*** EXERCISE MATERIAL ***

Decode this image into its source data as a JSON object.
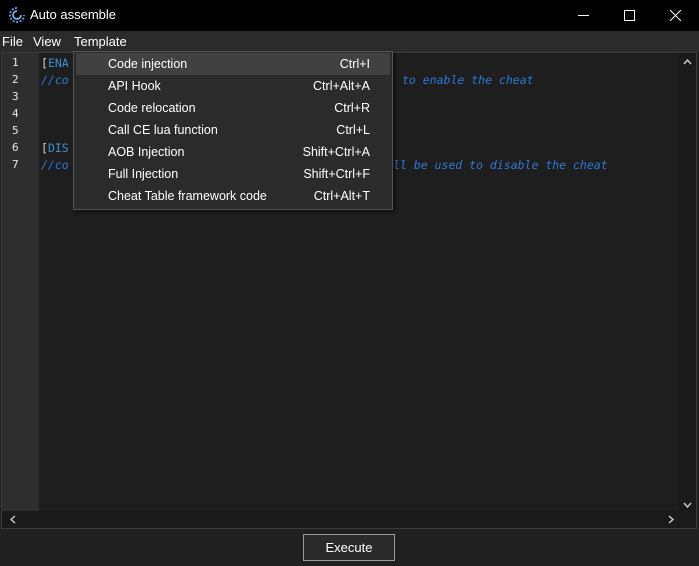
{
  "window": {
    "title": "Auto assemble",
    "icon": "cheat-engine-icon"
  },
  "menu": {
    "file": "File",
    "view": "View",
    "template": "Template"
  },
  "editor": {
    "line_numbers": [
      "1",
      "2",
      "3",
      "4",
      "5",
      "6",
      "7"
    ],
    "lines": [
      {
        "bracket_open": "[",
        "label": "ENA"
      },
      {
        "comment_prefix": "//co",
        "comment_suffix": "to enable the cheat"
      },
      {},
      {},
      {},
      {
        "bracket_open": "[",
        "label": "DIS"
      },
      {
        "comment_prefix": "//co",
        "comment_suffix": "ll be used to disable the cheat"
      }
    ]
  },
  "template_menu": {
    "items": [
      {
        "label": "Code injection",
        "shortcut": "Ctrl+I"
      },
      {
        "label": "API Hook",
        "shortcut": "Ctrl+Alt+A"
      },
      {
        "label": "Code relocation",
        "shortcut": "Ctrl+R"
      },
      {
        "label": "Call CE lua function",
        "shortcut": "Ctrl+L"
      },
      {
        "label": "AOB Injection",
        "shortcut": "Shift+Ctrl+A"
      },
      {
        "label": "Full Injection",
        "shortcut": "Shift+Ctrl+F"
      },
      {
        "label": "Cheat Table framework code",
        "shortcut": "Ctrl+Alt+T"
      }
    ]
  },
  "footer": {
    "execute_label": "Execute"
  },
  "colors": {
    "comment": "#2f77d6",
    "label": "#3d8fd0",
    "background": "#1e1e1e"
  }
}
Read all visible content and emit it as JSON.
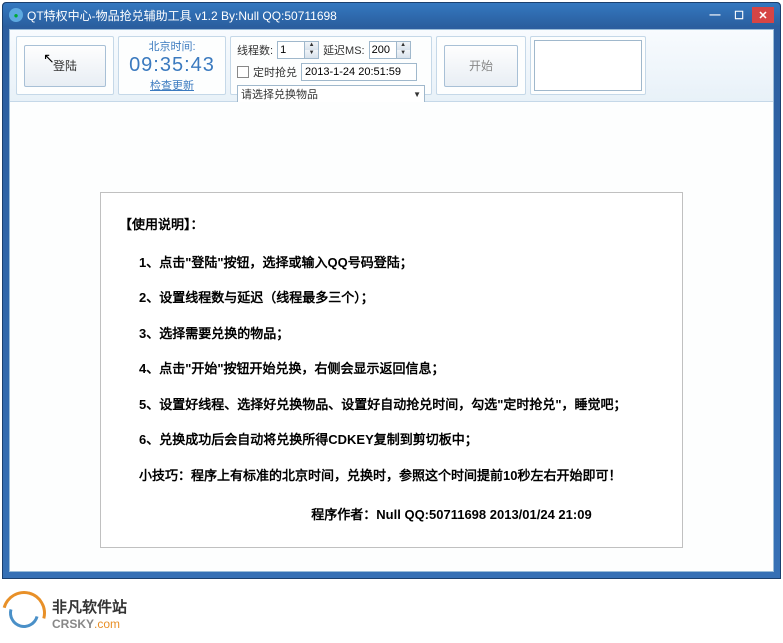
{
  "titlebar": {
    "icon_label": "app-icon",
    "text": "QT特权中心-物品抢兑辅助工具 v1.2   By:Null   QQ:50711698"
  },
  "toolbar": {
    "login_label": "登陆",
    "time_label": "北京时间:",
    "time_value": "09:35:43",
    "update_link": "检查更新",
    "threads_label": "线程数:",
    "threads_value": "1",
    "delay_label": "延迟MS:",
    "delay_value": "200",
    "scheduled_label": "定时抢兑",
    "scheduled_time": "2013-1-24 20:51:59",
    "select_placeholder": "请选择兑换物品",
    "start_label": "开始"
  },
  "instructions": {
    "title": "【使用说明】：",
    "items": [
      "1、点击\"登陆\"按钮，选择或输入QQ号码登陆；",
      "2、设置线程数与延迟（线程最多三个）；",
      "3、选择需要兑换的物品；",
      "4、点击\"开始\"按钮开始兑换，右侧会显示返回信息；",
      "5、设置好线程、选择好兑换物品、设置好自动抢兑时间，勾选\"定时抢兑\"，睡觉吧；",
      "6、兑换成功后会自动将兑换所得CDKEY复制到剪切板中；"
    ],
    "tip": "小技巧：程序上有标准的北京时间，兑换时，参照这个时间提前10秒左右开始即可！",
    "footer": "程序作者：Null      QQ:50711698      2013/01/24  21:09"
  },
  "watermark": {
    "cn": "非凡软件站",
    "en_pre": "CRSKY",
    "en_suf": ".com"
  }
}
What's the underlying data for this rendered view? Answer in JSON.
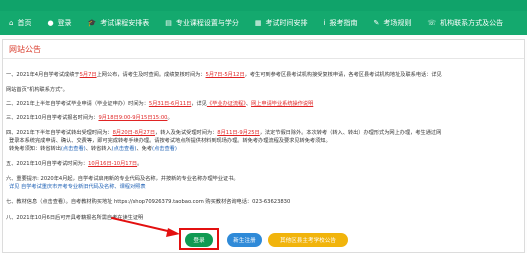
{
  "nav": {
    "items": [
      {
        "icon": "home-icon",
        "glyph": "⌂",
        "label": "首页"
      },
      {
        "icon": "user-icon",
        "glyph": "●",
        "label": "登录"
      },
      {
        "icon": "cap-icon",
        "glyph": "🎓",
        "label": "考试课程安排表"
      },
      {
        "icon": "book-icon",
        "glyph": "▤",
        "label": "专业课程设置与学分"
      },
      {
        "icon": "calendar-icon",
        "glyph": "▦",
        "label": "考试时间安排"
      },
      {
        "icon": "info-icon",
        "glyph": "i",
        "label": "报考指南"
      },
      {
        "icon": "pencil-icon",
        "glyph": "✎",
        "label": "考场规则"
      },
      {
        "icon": "phone-icon",
        "glyph": "☏",
        "label": "机构联系方式及公告"
      }
    ]
  },
  "notice": {
    "title": "网站公告",
    "lines": [
      [
        {
          "t": "一、2021年4月自学考试成绩于"
        },
        {
          "t": "5月7日",
          "c": "red ul"
        },
        {
          "t": "上网公布，请考生及时查阅。成绩复核时间为："
        },
        {
          "t": "5月7日-5月12日",
          "c": "red ul"
        },
        {
          "t": "，考生可到参考区县考试机构接受复核申请，各考区县考试机构地址及联系电话：详见"
        }
      ],
      [
        {
          "t": "网站首页\"机构联系方式\"。"
        }
      ],
      [
        {
          "t": "二、2021年上半年自学考试毕业申请（毕业证申办）时间为："
        },
        {
          "t": "5月31日-6月11日",
          "c": "red ul"
        },
        {
          "t": "，详见"
        },
        {
          "t": "《毕业办证流程》",
          "c": "red ul"
        },
        {
          "t": "、"
        },
        {
          "t": "网上申请毕业系统操作说明",
          "c": "red ul"
        }
      ],
      [
        {
          "t": "三、2021年10月自学考试报名时间为："
        },
        {
          "t": "9月18日9:00-9月15日15:00",
          "c": "red ul"
        },
        {
          "t": "。"
        }
      ],
      [
        {
          "t": "四、2021年下半年自学考试转出受理时间为："
        },
        {
          "t": "8月20日-8月27日",
          "c": "red ul"
        },
        {
          "t": "，转入及免试受理时间为："
        },
        {
          "t": "8月11日-9月25日",
          "c": "red ul"
        },
        {
          "t": "，法定节假日除外。本次转考（转入、转出）办理形式为网上办理，考生通过网"
        }
      ],
      [
        {
          "t": "登录本系统完成申请、确认、交费等，即可完成转考手续办理。请按考试地点所提供材料到现场办理。转免考办理流程及要求见转免考须知。"
        }
      ],
      [
        {
          "t": "转免考须知：转省转出"
        },
        {
          "t": "(点击查看)",
          "c": "blue"
        },
        {
          "t": "、转省转入"
        },
        {
          "t": "(点击查看)",
          "c": "blue"
        },
        {
          "t": "、免考"
        },
        {
          "t": "(点击查看)",
          "c": "blue"
        }
      ],
      [
        {
          "t": "五、2021年10月自学考试时间为："
        },
        {
          "t": "10月16日-10月17日",
          "c": "red ul"
        },
        {
          "t": "。"
        }
      ],
      [
        {
          "t": "六、重要提示: 2020年4月起，自学考试启用新的专业代码及名称，并按新的专业名称办理毕业证书。"
        }
      ],
      [
        {
          "t": "详见 自学考试重庆市开考专业新旧代码及名称、课程对照表",
          "c": "blue"
        }
      ],
      [
        {
          "t": "七、教材信息（点击查看）。自考教材购买地址 https://shop70926379.taobao.com 购买教材咨询电话：023-63623830"
        }
      ],
      [
        {
          "t": "八、2021年10月6日后可开具考籍报名所需自考在读生证明"
        }
      ]
    ]
  },
  "buttons": {
    "login": "登录",
    "register": "新生注册",
    "other": "其他区县主考学校公告"
  },
  "colors": {
    "nav_bg": "#14a96e",
    "title_red": "#d93b2b",
    "login_green": "#0f9a52",
    "register_blue": "#2f8ad8",
    "other_yellow": "#f1b40c",
    "annotation_red": "#e31010"
  }
}
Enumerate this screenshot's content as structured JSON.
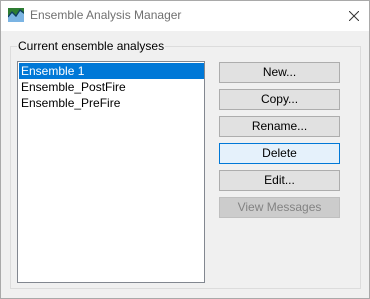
{
  "window": {
    "title": "Ensemble Analysis Manager"
  },
  "group": {
    "legend": "Current ensemble analyses"
  },
  "list": {
    "items": [
      {
        "label": "Ensemble 1",
        "selected": true
      },
      {
        "label": "Ensemble_PostFire",
        "selected": false
      },
      {
        "label": "Ensemble_PreFire",
        "selected": false
      }
    ]
  },
  "buttons": {
    "new": "New...",
    "copy": "Copy...",
    "rename": "Rename...",
    "delete": "Delete",
    "edit": "Edit...",
    "view_messages": "View Messages"
  },
  "icons": {
    "app": "ensemble-app-icon",
    "close": "close-icon"
  },
  "colors": {
    "selection": "#0078d7",
    "focus_border": "#0078d7"
  }
}
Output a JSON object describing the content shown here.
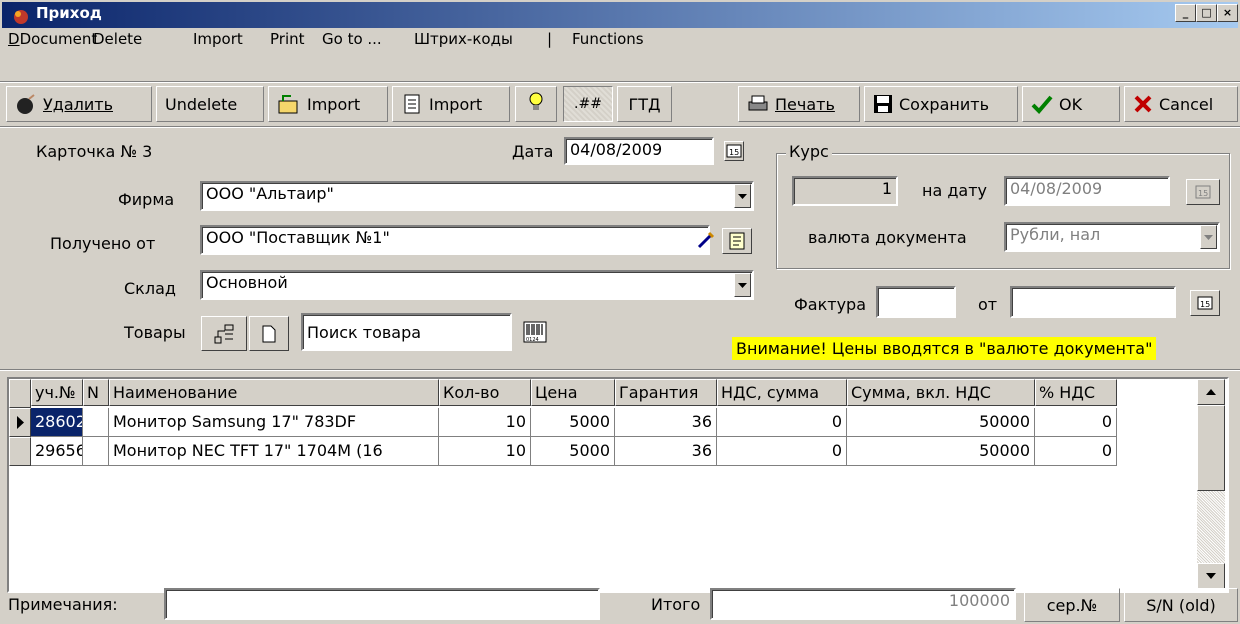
{
  "window": {
    "title": "Приход"
  },
  "menu": [
    "Document",
    "Delete",
    "Import",
    "Print",
    "Go to ...",
    "Штрих-коды",
    "|",
    "Functions"
  ],
  "toolbar": {
    "delete": "Удалить",
    "undelete": "Undelete",
    "import1": "Import",
    "import2": "Import",
    "hash": ".##",
    "gtd": "ГТД",
    "print": "Печать",
    "save": "Сохранить",
    "ok": "OK",
    "cancel": "Cancel"
  },
  "form": {
    "card": "Карточка № 3",
    "date_label": "Дата",
    "date_value": "04/08/2009",
    "firm_label": "Фирма",
    "firm_value": "ООО \"Альтаир\"",
    "received_label": "Получено от",
    "received_value": "ООО \"Поставщик №1\"",
    "warehouse_label": "Склад",
    "warehouse_value": "Основной",
    "goods_label": "Товары",
    "search_value": "Поиск товара"
  },
  "rate": {
    "group_label": "Курс",
    "rate_value": "1",
    "on_date_label": "на дату",
    "on_date_value": "04/08/2009",
    "currency_label": "валюта документа",
    "currency_value": "Рубли, нал"
  },
  "invoice": {
    "label": "Фактура",
    "from_label": "от",
    "number": "",
    "date": ""
  },
  "warning": "Внимание! Цены вводятся в \"валюте документа\"",
  "table": {
    "columns": [
      "уч.№",
      "N",
      "Наименование",
      "Кол-во",
      "Цена",
      "Гарантия",
      "НДС, сумма",
      "Сумма, вкл. НДС",
      "% НДС"
    ],
    "rows": [
      [
        "28602",
        "",
        "Монитор Samsung 17\" 783DF",
        "10",
        "5000",
        "36",
        "0",
        "50000",
        "0"
      ],
      [
        "29656",
        "",
        "Монитор NEC TFT 17\" 1704M (16",
        "10",
        "5000",
        "36",
        "0",
        "50000",
        "0"
      ]
    ]
  },
  "footer": {
    "notes_label": "Примечания:",
    "notes_value": "",
    "total_label": "Итого",
    "total_value": "100000",
    "serial_btn": "сер.№",
    "sn_old_btn": "S/N (old)"
  },
  "colors": {
    "face": "#d4d0c8",
    "titlebar": "#0a246a",
    "warning_bg": "#ffff00",
    "selected": "#0a246a"
  }
}
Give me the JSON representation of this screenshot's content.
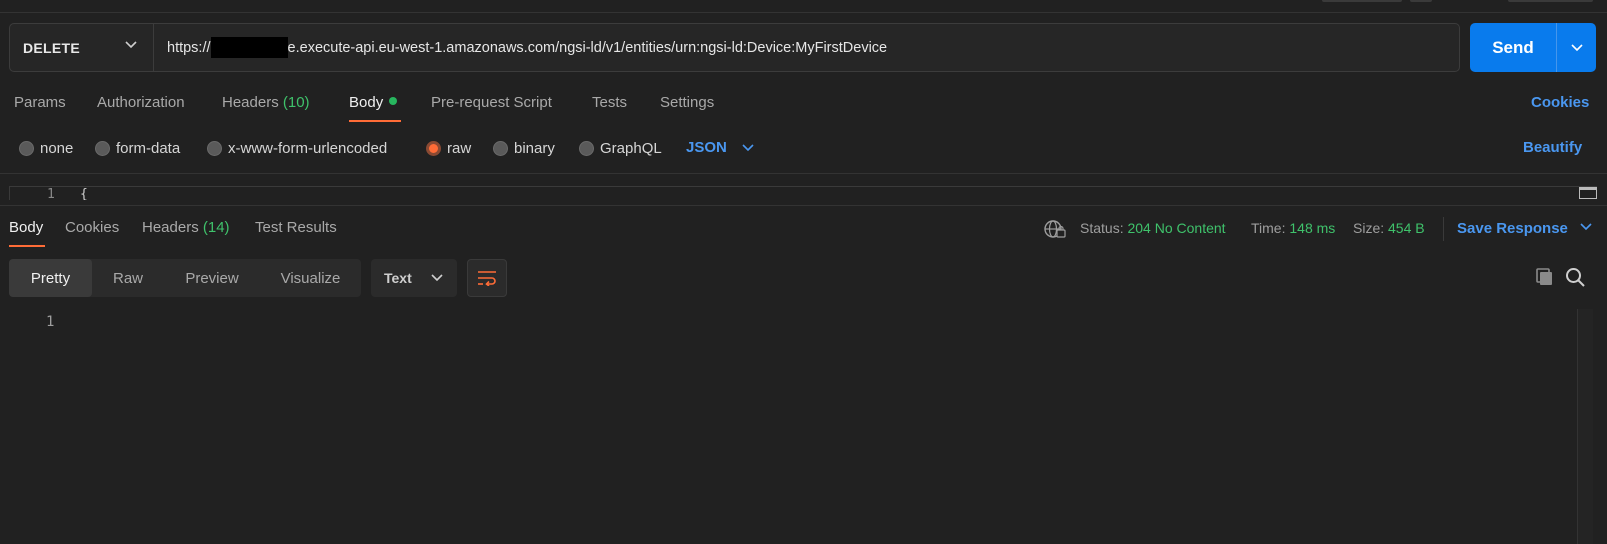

***

- _EXERCISE BRIEF_: Identify every line above that includes the word "data", and show those lines.

- _REPLY TO THE EXERCISE_:
Decode this image into its source data as a JSON object.
What's the underlying data for this rendered view? Answer in JSON.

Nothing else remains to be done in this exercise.